-- START EXCERPT --

For example, the number of ants that live in someone’s garden could be estimated. The sampler would capture a specific amount of ants, for example 20, and mark them with an ethical tag. The ants would then be released, and another time, the sampler would return and capture some more ants. In this second sample, the number of marked ants would be counted and this information would be used to estimate the overall population.
The more marked animals that are recaptured, the closer the overall population size is to the captured amount.
You will need to know how to estimate a population size using this method.
Using Capture – Recapture
The key equation for capture-recapture is as follows,
\dfrac{m}{n}=\dfrac{M}{N}
Where
M = size of first sample
N = size of total population
m = the number of previously tagged individuals that are recaptured
n = size of second sample
Hence, the equation may be written as,
\dfrac{\text{Number recaptured}}{\text{Size of second sample}}=\dfrac{\text{Size of first sample}}{\text{Size of population}}
This can be rearranged to find the size of the total population from the capture-recapture method:
N = \dfrac{n}{m}\times M\\
\text{Size of population}=\dfrac{\text{Size of second sample}}{\text{Number of recaptured}}\times\text{Size of first sample}
Assumptions
As with most statistical methods, there are certain properties we need to assume in order for the capture – recapture method to be as accurate as possible.

-- END EXCERPT --

THE TASKS:
• A. Copy the listing word for word, starting at its first line and ending with the line that contains "y-tick-label: 0.6 [1725, 612, 1770, 648]".
• B. Continue the capture-recapture text from where it stops.

-- START DATASET RECORDS --

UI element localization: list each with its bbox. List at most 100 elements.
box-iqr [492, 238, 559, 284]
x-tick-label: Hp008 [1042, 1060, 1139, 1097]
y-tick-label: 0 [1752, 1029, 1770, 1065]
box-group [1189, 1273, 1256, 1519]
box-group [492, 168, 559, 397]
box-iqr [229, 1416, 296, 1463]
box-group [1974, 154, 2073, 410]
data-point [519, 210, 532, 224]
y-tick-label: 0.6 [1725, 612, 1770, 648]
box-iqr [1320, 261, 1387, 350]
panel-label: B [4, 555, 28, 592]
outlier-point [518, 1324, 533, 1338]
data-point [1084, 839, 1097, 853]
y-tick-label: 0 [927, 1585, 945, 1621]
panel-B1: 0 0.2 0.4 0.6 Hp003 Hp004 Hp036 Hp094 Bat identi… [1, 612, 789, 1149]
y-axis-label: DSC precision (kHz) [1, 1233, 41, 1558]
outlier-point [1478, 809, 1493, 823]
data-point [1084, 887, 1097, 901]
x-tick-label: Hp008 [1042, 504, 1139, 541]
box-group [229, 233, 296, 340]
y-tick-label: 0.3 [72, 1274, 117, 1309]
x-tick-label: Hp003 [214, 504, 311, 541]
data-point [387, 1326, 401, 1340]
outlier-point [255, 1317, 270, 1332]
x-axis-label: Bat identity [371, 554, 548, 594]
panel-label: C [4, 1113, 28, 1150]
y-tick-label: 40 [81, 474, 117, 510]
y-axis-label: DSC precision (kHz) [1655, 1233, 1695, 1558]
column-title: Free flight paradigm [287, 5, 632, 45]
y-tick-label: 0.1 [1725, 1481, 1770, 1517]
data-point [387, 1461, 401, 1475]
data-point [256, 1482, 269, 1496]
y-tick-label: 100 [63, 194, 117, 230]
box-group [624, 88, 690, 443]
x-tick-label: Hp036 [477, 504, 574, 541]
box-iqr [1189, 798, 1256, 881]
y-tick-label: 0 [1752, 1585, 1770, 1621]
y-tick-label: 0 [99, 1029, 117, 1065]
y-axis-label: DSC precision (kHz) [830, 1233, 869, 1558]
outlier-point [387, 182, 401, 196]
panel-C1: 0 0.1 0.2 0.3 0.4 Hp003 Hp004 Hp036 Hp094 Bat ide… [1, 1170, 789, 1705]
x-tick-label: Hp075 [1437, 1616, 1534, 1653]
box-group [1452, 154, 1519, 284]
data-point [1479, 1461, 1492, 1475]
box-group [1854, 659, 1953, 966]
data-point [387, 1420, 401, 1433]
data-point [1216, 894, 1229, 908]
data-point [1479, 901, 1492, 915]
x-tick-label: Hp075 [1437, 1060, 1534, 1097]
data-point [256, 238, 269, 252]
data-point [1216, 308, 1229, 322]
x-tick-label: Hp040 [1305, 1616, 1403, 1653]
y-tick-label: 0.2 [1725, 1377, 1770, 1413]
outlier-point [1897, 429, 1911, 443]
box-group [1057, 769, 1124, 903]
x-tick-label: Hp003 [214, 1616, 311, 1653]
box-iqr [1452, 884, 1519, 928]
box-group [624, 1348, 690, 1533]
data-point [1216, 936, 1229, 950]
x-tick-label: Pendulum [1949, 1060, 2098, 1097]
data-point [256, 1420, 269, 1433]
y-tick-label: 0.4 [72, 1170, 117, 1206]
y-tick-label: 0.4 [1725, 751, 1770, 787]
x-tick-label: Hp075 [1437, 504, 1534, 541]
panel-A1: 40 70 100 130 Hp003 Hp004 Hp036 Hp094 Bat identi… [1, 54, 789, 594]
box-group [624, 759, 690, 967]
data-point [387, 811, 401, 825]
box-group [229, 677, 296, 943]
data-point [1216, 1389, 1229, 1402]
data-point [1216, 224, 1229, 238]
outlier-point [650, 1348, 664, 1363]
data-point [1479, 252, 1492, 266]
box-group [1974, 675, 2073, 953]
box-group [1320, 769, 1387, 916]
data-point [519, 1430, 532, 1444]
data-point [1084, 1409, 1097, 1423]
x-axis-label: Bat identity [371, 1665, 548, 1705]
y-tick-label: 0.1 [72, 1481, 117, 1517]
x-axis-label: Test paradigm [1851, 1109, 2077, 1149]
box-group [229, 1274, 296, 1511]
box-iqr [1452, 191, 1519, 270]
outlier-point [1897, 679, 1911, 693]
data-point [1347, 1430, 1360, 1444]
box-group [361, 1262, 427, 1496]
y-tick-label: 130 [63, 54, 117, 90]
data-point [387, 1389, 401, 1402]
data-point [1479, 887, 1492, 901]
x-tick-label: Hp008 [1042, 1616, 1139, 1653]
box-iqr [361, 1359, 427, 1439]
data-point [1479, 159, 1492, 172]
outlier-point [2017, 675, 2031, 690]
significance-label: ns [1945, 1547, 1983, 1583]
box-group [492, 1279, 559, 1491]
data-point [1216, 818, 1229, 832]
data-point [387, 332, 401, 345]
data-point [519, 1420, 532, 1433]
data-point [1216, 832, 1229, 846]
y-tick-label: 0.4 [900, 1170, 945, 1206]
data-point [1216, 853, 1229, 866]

-- END DATASET RECORDS --

SET OF ANSWERS:
• A.
UI element localization: list each with its bbox. List at most 100 elements.
box-iqr [492, 238, 559, 284]
x-tick-label: Hp008 [1042, 1060, 1139, 1097]
y-tick-label: 0 [1752, 1029, 1770, 1065]
box-group [1189, 1273, 1256, 1519]
box-group [492, 168, 559, 397]
box-iqr [229, 1416, 296, 1463]
box-group [1974, 154, 2073, 410]
data-point [519, 210, 532, 224]
y-tick-label: 0.6 [1725, 612, 1770, 648]

• B.
These include:
- Marked and unmarked individuals have the same mortality rate (the marking does not cause individuals to be more likely to die)
- The population is closed (there is no death or migration)
- The population must be given time between the first and second sample for the marked and unmarked individuals to fully mix
Example 1
Emerson captures 20 deer from his local forest and ethically marks them with a tag. He then releases the deer back into the forest. A week later, Emerson returns and captures 50 deer and counts that 10 of these deer have the ethical tag he previously put on them.
Use the equation for capture-recapture to work out an estimate for the total deer population in Emerson’s local forest.
[3 marks]
We will use this equation,
N = \dfrac{n}{m}\times M\\
So, we need to work out what each of the variables equal,
N (total population) = unknown
n (size of second sample) =50 deer
m (number of recaptured) =10 deer
M (size of first sample) =20 deer
Therefore, the total population size can be estimated as:
\dfrac{50}{10}\times 20 = 100 deer
Example 2
A summer camp in America has a species of turtle living in their lake. They want to estimate how many turtles live in the lake. The campers capture some turtles and mark their shells. A day later, they capture some more turtles and count how many have marked shells.
Their results are summarised in the table below:
Estimate the total population size.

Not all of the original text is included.